■ Problem to solve ■
Reproduce exactly the lines beginning with the line that contains "Enumerate this screenshot's" and ending at the final line of the material below.

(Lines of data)

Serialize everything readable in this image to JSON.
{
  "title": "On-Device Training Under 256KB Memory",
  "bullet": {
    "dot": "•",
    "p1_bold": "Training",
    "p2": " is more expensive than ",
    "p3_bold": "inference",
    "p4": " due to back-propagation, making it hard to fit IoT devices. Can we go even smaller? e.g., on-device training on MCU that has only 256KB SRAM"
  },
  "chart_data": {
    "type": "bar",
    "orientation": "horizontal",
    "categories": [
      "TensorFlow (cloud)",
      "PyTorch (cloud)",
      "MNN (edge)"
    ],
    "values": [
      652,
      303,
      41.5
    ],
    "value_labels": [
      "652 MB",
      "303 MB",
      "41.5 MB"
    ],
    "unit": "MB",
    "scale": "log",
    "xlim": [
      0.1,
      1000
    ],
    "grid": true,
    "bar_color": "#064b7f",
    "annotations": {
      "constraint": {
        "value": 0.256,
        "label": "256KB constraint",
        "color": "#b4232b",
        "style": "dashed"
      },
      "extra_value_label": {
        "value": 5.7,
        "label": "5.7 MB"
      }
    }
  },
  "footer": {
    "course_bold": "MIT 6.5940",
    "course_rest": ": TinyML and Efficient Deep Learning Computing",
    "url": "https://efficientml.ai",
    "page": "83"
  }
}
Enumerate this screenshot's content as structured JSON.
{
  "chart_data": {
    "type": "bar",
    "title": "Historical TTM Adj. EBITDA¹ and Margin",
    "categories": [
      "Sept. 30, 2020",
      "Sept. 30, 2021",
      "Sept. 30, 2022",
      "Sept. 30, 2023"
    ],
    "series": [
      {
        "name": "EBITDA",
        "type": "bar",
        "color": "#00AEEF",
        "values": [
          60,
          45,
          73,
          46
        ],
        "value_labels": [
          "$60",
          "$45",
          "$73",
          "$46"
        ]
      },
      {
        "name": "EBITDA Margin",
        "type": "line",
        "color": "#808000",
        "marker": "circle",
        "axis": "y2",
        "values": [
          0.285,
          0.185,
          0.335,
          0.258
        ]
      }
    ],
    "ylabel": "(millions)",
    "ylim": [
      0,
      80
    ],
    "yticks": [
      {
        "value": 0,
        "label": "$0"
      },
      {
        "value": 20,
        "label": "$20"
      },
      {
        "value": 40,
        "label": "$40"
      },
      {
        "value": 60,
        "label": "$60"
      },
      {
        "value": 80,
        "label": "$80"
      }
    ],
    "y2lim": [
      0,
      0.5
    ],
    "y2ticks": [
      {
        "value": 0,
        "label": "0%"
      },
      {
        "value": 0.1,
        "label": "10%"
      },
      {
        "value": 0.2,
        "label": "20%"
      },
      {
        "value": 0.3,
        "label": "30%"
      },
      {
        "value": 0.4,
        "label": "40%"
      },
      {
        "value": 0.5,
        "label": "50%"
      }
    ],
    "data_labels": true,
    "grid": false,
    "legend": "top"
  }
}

■ Output below ■
Enumerate this screenshot's content as structured JSON.
{
  "chart_data": {
    "type": "bar",
    "title": "Historical TTM Adj. EBITDA¹ and Margin",
    "categories": [
      "Sept. 30, 2020",
      "Sept. 30, 2021",
      "Sept. 30, 2022",
      "Sept. 30, 2023"
    ],
    "series": [
      {
        "name": "EBITDA",
        "type": "bar",
        "color": "#00AEEF",
        "values": [
          60,
          45,
          73,
          46
        ],
        "value_labels": [
          "$60",
          "$45",
          "$73",
          "$46"
        ]
      },
      {
        "name": "EBITDA Margin",
        "type": "line",
        "color": "#808000",
        "marker": "circle",
        "axis": "y2",
        "values": [
          0.285,
          0.185,
          0.335,
          0.258
        ]
      }
    ],
    "ylabel": "(millions)",
    "ylim": [
      0,
      80
    ],
    "yticks": [
      {
        "value": 0,
        "label": "$0"
      },
      {
        "value": 20,
        "label": "$20"
      },
      {
        "value": 40,
        "label": "$40"
      },
      {
        "value": 60,
        "label": "$60"
      },
      {
        "value": 80,
        "label": "$80"
      }
    ],
    "y2lim": [
      0,
      0.5
    ],
    "y2ticks": [
      {
        "value": 0,
        "label": "0%"
      },
      {
        "value": 0.1,
        "label": "10%"
      },
      {
        "value": 0.2,
        "label": "20%"
      },
      {
        "value": 0.3,
        "label": "30%"
      },
      {
        "value": 0.4,
        "label": "40%"
      },
      {
        "value": 0.5,
        "label": "50%"
      }
    ],
    "data_labels": true,
    "grid": false,
    "legend": "top"
  }
}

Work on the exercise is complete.